RECORDS FOR PROCESSING:
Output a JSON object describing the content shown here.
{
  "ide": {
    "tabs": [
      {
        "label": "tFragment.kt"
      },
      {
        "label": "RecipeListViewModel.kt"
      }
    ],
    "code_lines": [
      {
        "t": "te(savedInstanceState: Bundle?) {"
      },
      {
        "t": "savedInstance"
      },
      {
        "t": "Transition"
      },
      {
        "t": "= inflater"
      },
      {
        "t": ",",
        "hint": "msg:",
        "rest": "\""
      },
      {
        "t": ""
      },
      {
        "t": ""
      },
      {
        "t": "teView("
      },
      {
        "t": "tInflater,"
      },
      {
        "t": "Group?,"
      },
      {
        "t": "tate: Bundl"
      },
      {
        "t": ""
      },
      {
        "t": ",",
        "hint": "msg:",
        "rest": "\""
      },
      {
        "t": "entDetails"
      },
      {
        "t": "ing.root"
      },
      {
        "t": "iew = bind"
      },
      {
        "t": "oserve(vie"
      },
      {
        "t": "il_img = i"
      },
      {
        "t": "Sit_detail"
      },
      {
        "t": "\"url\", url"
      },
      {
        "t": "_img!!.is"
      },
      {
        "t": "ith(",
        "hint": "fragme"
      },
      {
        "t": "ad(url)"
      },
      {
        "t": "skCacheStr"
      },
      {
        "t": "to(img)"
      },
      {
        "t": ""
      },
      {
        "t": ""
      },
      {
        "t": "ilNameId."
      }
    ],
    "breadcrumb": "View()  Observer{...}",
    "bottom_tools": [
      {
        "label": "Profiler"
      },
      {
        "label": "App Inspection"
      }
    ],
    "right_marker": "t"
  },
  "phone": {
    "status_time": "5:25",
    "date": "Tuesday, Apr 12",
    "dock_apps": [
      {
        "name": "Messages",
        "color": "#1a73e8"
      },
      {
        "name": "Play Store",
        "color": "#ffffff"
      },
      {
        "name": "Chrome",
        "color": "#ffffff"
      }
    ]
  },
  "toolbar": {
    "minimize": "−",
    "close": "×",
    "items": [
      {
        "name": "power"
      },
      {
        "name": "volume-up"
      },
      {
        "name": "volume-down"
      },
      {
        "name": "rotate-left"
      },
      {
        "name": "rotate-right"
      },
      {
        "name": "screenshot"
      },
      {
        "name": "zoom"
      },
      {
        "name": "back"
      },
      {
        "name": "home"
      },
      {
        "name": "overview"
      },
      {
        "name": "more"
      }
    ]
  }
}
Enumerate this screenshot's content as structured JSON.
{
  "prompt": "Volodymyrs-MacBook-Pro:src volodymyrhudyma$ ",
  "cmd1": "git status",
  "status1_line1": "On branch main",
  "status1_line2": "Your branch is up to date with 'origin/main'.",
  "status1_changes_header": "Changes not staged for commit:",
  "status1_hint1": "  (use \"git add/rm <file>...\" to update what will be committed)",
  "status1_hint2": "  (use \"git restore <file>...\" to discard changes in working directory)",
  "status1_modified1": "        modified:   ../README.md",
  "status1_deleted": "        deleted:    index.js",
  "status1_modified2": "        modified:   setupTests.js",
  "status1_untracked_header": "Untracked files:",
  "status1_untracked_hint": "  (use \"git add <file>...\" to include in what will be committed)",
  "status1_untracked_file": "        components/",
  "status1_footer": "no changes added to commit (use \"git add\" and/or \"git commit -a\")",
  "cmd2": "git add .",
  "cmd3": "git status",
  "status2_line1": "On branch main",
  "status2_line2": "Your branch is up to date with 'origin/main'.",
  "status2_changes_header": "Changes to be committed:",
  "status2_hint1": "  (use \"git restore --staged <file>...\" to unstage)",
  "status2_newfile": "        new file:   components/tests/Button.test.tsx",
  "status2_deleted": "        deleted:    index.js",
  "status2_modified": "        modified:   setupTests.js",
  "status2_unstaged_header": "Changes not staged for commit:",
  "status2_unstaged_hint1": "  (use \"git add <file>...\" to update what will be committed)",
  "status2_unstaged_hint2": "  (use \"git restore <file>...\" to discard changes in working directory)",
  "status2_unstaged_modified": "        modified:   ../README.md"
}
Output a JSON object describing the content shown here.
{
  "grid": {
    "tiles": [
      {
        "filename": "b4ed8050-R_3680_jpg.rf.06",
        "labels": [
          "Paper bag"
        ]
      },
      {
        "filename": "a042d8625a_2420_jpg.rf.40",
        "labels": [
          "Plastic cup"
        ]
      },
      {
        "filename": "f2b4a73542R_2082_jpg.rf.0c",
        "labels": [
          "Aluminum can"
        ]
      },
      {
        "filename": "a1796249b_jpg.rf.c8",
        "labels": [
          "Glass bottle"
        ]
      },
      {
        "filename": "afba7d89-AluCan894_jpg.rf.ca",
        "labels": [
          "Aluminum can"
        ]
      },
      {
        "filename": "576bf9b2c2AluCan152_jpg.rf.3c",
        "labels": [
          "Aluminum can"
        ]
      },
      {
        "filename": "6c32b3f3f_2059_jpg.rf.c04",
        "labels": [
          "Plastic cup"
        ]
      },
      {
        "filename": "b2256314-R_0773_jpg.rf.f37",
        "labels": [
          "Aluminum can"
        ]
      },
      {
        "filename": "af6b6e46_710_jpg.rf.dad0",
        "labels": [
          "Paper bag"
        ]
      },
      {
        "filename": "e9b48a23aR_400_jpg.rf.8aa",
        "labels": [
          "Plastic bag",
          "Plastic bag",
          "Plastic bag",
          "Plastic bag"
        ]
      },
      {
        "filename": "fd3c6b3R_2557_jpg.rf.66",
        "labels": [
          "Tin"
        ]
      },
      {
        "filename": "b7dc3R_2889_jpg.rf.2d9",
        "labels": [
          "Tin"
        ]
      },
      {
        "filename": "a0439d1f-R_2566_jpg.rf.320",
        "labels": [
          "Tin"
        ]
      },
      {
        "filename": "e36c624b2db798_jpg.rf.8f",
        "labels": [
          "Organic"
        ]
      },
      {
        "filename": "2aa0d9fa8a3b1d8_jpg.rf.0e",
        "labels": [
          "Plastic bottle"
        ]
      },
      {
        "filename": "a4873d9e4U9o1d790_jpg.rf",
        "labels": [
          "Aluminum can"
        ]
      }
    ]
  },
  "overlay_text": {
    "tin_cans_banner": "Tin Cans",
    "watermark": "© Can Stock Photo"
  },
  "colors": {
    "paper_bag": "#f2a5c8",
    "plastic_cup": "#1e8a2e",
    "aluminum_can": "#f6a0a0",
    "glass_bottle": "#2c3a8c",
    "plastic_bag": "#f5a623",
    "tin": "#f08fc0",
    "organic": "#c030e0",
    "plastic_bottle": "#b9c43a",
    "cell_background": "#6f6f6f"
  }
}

TO DO: Determine how many lines of the records above contain the word "committed", and report only that number.

OUTPUT: 4